** Start of Data shown **

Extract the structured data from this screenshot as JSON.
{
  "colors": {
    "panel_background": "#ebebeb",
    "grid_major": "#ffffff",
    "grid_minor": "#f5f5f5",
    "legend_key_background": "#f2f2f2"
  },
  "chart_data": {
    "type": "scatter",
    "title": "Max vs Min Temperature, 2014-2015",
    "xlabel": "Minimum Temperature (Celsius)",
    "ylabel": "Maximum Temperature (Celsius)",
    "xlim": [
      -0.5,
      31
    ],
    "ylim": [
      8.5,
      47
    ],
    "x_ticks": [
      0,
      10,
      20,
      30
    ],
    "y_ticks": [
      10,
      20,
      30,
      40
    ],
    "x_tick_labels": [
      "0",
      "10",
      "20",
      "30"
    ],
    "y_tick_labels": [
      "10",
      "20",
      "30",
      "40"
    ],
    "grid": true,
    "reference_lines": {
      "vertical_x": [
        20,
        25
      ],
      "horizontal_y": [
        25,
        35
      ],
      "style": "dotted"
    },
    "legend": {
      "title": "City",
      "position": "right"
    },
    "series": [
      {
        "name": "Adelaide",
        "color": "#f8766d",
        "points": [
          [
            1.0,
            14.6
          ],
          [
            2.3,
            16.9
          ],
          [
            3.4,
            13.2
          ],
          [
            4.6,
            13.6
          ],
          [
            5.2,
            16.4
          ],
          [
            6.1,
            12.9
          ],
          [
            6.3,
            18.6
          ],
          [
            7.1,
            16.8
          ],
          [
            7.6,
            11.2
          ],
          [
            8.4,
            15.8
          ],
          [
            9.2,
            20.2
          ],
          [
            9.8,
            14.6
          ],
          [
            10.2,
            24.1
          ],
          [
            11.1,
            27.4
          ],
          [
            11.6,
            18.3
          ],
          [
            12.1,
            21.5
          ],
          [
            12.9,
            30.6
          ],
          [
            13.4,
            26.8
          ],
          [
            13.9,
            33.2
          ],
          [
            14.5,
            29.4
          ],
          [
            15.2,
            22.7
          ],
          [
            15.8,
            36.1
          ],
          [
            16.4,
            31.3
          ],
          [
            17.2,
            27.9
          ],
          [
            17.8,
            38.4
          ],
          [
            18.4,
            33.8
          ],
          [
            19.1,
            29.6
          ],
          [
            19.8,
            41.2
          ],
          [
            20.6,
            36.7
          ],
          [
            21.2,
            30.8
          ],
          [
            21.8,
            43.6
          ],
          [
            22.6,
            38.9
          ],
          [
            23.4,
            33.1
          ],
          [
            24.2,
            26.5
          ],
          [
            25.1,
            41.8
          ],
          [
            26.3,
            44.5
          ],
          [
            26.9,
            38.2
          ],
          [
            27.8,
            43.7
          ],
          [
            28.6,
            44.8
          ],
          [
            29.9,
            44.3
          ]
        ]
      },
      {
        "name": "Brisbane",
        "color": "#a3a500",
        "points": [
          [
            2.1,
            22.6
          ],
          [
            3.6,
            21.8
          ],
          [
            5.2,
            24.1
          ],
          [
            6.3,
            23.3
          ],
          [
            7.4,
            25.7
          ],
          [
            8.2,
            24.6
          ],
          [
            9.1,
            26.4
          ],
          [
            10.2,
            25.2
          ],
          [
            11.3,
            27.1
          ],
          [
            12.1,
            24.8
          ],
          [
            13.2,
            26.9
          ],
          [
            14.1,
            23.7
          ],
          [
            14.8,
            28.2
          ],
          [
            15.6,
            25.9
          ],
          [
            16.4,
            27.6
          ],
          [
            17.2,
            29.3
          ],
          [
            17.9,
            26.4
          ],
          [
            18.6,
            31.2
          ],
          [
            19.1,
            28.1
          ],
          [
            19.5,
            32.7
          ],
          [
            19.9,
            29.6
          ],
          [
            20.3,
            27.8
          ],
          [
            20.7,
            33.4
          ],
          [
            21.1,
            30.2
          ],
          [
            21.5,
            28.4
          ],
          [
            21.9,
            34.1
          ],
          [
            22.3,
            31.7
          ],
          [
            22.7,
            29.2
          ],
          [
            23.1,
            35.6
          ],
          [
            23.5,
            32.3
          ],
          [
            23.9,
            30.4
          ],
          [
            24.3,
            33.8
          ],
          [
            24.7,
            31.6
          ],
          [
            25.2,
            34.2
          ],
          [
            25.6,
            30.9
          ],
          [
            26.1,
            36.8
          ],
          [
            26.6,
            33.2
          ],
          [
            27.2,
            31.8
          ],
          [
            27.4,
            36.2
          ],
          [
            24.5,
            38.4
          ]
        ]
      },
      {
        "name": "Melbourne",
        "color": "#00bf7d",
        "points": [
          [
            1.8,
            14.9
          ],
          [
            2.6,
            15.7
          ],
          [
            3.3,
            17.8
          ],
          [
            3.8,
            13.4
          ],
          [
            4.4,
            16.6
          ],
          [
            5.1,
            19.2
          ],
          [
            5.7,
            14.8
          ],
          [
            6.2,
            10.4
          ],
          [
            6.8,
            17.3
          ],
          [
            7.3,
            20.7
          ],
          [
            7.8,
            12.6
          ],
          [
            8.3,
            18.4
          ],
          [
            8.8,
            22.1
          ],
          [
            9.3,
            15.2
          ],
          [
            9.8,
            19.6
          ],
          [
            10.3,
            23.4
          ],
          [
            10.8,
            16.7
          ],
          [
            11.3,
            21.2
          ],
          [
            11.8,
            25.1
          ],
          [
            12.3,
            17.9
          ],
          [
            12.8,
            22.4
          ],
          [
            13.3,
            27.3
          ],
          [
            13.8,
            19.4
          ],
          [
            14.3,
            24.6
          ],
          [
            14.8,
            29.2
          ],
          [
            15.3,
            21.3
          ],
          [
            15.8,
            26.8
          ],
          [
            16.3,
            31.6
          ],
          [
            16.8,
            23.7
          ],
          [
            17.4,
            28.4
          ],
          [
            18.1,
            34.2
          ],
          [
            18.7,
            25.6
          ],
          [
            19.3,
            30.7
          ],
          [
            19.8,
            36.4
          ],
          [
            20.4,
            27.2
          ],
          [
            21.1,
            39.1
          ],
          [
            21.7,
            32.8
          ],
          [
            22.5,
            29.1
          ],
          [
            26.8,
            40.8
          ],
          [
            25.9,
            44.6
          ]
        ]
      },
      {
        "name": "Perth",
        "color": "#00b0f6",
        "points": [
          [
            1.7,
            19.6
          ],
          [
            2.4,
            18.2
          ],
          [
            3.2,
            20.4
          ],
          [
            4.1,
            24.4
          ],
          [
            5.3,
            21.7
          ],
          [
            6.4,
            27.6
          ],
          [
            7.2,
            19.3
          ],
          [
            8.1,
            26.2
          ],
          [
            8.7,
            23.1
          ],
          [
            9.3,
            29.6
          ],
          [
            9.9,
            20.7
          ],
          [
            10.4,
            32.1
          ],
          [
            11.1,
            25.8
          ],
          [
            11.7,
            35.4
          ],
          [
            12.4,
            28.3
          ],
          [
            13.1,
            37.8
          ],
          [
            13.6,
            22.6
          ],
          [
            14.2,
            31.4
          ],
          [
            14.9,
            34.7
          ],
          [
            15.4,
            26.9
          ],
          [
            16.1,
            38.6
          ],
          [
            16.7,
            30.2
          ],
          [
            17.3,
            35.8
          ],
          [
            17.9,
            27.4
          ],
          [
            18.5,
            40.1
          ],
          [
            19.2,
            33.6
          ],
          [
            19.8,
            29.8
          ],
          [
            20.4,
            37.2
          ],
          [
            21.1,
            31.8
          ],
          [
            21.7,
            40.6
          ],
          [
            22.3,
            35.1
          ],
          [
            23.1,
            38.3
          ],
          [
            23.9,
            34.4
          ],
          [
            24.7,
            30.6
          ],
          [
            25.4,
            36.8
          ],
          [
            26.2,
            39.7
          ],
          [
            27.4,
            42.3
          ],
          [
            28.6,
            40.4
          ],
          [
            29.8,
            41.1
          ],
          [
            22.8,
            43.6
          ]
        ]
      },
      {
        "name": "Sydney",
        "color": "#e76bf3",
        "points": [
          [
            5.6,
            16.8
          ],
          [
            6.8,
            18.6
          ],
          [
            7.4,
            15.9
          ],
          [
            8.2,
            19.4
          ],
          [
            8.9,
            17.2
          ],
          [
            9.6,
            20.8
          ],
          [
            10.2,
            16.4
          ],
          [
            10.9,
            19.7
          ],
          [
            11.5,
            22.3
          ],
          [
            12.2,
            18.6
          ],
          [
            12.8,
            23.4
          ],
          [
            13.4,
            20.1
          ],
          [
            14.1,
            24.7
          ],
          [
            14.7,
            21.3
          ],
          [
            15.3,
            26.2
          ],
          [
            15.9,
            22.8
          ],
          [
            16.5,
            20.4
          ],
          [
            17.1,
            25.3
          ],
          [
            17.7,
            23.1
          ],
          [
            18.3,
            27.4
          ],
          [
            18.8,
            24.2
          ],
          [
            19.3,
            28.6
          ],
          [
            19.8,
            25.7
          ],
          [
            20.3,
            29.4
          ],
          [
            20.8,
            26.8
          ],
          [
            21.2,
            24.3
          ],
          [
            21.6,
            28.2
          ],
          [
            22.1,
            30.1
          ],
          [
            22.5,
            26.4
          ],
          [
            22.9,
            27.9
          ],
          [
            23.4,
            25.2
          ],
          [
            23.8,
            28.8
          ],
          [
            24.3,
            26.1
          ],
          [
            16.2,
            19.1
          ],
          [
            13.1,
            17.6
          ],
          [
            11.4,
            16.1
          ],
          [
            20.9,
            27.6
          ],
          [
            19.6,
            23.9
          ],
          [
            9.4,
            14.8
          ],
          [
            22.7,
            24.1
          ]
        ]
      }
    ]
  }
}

** End of Data shown **

- Instructions to follow:
Search the lines for the string "Celsius" and copy every line that has it.

- Correct answer:
    "xlabel": "Minimum Temperature (Celsius)",
    "ylabel": "Maximum Temperature (Celsius)",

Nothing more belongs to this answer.